» PROBLEMS AND TASKS:
1. Answer these questions from the debate about suffering and God's existence, one answer per line, marked like the questions.
(a) Which numbered statements does the argument call indisputable?
(b) What does rw say to establish before coming back?
(c) What does Thomas ask rw to show him, with its premises numbered?
2. Write the next part of the debate about suffering and God's existence, starting after its final line.

» EXCERPT:
_ _ _
1. Most levels of suffering are not the right level.

rw: Subjective opinion. If suffering and death are part of the motivational factors of man’s forward momentum you have no possible way of knowing if there even is a right level.

2. Therefore, the chance that any particular level is the right level is very small.

rw: More conjecture based on subjective opinion. Establish a baseline and then come back and see me.

3. Therefore, the chance that this level is the right level is very small.

rw: Yes, like the chance of your subjective opinion being adequate to adjudge the effects of interference on man’s forward momentum.

4. If God existed, then this would be the right level.
5. Therefore, the chance that God exists is very small

Deny 1, 3, or 4. (2 and 5 are indisputable.)


rw: I deny them all. They start with subjective opinion and attempt to squeeze a rational argument out from the cracks.




Thomas: Do you understand what an argument is?


rw: Don’t get huffy.

Thomas: You have to find a way to deny my argument, unless you want to accept my conclusion. Show me which premise you deny. Just name a number.

rw: I denied all of them. Find a better argument that actually addresses the premises of mine.

Thomas: While you're here, show me your counter-argument, in a form with its premises numbered the way I've done the courtesy of providing for you.
_ _ _
» DATA EXTRACT:
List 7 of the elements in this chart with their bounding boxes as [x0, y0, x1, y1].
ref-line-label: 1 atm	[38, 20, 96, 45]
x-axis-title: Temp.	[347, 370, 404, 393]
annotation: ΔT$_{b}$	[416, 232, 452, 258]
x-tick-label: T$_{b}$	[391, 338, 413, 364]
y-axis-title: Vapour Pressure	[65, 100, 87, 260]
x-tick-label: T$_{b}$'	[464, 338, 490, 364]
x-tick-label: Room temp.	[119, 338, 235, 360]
_ _ _
» SOLVED PROBLEMS:
1.
(a) Statements 2 and 5.
(b) A baseline.
(c) rw's counter-argument.

2.
rw: Certainly: http://www.iidb.org/vbb/showthread.p...5&pagenumber=1
rainbow walking is offline  
Old 07-24-2003, 06:23 PM   #202
Veteran Member
 
Join Date: Jul 2002
Location: Boulder, CO
Posts: 1,009
Default

Originally posted by rainbow walking :

Quote:
I’ve presented an argument based on this reality drawn from facts about our history. It is not subjective but factual.
You claim that it is better for God to let humans suffer, even if he could prevent it. That's subjective opinion.

Quote:
Once a God intervenes he’s never free to stop intervening because of moral perfection and man’s zealous anticipation of more and more.
Show me why moral perfection requires full intervention even when the best level of intervention is less than full, and show me why God is obligated to meet all of humanity's demands.

Quote:
And, furthermore, this example from a playground is specious because you have no way to verify an intervention if it did occur.
Why? Why does that matter at all? My claim is that sometimes, some intervention but not full intervention is justified -- and you answer it by saying that we'd have no way to know whether God intervened? What could that possibly have to do with my claim?

Quote:
That intervention could hinder man’s forward momentum and you have no way of knowing it couldn’t.
Yeah, and a Powerful Deceiver could be making you think you have a strong argument and you have no way of knowing one couldn't. "Maybes" alone never solve anything. Provide some evidence that intervention hinders humanity's progress, despite the fact that God is omnipotent. Show me the contradiction in saying "God intervenes once and humanity has what it needs." If you can't show me a contradiction, then God can make it happen.

Quote:
1. Most levels of suffering are not the right level.

rw: Subjective opinion. If suffering and death are part of the motivational factors of man’s forward momentum you have no possible way of knowing if there even is a right level.
Here's a sub-argument for 1:

(1A) There is some level of suffering that's the right level of suffering.
(1B) There are more than two possible levels of suffering.

You can't possibly deny (1B), so you must be denying (1A). But I don't see why (1A) could be false. It seems like the minimum amount of suffering required to accomplish the greatest possible good would be the right level of suffering.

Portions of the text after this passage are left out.